WHAT THE TASK ASKS: In all the records below, switch every "interactable" to "clickable" and leave everything else as it is.

(Stored dataset items)
··········

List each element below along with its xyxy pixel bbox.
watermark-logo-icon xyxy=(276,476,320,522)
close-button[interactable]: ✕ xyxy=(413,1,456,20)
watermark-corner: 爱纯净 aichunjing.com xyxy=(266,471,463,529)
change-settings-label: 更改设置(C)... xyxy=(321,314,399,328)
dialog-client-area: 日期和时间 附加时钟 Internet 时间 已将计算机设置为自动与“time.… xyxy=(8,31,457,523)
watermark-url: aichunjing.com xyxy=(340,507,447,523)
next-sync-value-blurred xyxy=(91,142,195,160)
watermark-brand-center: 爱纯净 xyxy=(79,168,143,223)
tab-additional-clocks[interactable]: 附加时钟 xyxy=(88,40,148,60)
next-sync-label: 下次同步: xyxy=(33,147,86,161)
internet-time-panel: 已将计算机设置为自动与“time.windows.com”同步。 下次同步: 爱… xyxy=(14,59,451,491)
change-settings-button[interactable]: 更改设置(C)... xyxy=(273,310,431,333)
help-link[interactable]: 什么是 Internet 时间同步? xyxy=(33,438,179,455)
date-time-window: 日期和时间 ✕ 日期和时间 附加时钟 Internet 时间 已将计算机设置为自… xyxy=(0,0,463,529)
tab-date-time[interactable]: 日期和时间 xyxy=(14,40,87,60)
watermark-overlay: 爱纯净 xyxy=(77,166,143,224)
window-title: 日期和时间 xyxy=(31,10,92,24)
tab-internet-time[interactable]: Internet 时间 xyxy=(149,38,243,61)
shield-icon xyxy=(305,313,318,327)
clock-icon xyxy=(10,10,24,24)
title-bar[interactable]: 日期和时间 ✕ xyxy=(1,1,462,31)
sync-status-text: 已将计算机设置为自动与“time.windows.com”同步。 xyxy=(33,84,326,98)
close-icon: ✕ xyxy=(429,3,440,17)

··········

FINAL RESULT:
List each element below along with its xyxy pixel bbox.
watermark-logo-icon xyxy=(276,476,320,522)
close-button[clickable]: ✕ xyxy=(413,1,456,20)
watermark-corner: 爱纯净 aichunjing.com xyxy=(266,471,463,529)
change-settings-label: 更改设置(C)... xyxy=(321,314,399,328)
dialog-client-area: 日期和时间 附加时钟 Internet 时间 已将计算机设置为自动与“time.… xyxy=(8,31,457,523)
watermark-url: aichunjing.com xyxy=(340,507,447,523)
next-sync-value-blurred xyxy=(91,142,195,160)
watermark-brand-center: 爱纯净 xyxy=(79,168,143,223)
tab-additional-clocks[clickable]: 附加时钟 xyxy=(88,40,148,60)
next-sync-label: 下次同步: xyxy=(33,147,86,161)
internet-time-panel: 已将计算机设置为自动与“time.windows.com”同步。 下次同步: 爱… xyxy=(14,59,451,491)
change-settings-button[clickable]: 更改设置(C)... xyxy=(273,310,431,333)
help-link[clickable]: 什么是 Internet 时间同步? xyxy=(33,438,179,455)
date-time-window: 日期和时间 ✕ 日期和时间 附加时钟 Internet 时间 已将计算机设置为自… xyxy=(0,0,463,529)
tab-date-time[clickable]: 日期和时间 xyxy=(14,40,87,60)
watermark-overlay: 爱纯净 xyxy=(77,166,143,224)
window-title: 日期和时间 xyxy=(31,10,92,24)
tab-internet-time[clickable]: Internet 时间 xyxy=(149,38,243,61)
shield-icon xyxy=(305,313,318,327)
clock-icon xyxy=(10,10,24,24)
title-bar[clickable]: 日期和时间 ✕ xyxy=(1,1,462,31)
sync-status-text: 已将计算机设置为自动与“time.windows.com”同步。 xyxy=(33,84,326,98)
close-icon: ✕ xyxy=(429,3,440,17)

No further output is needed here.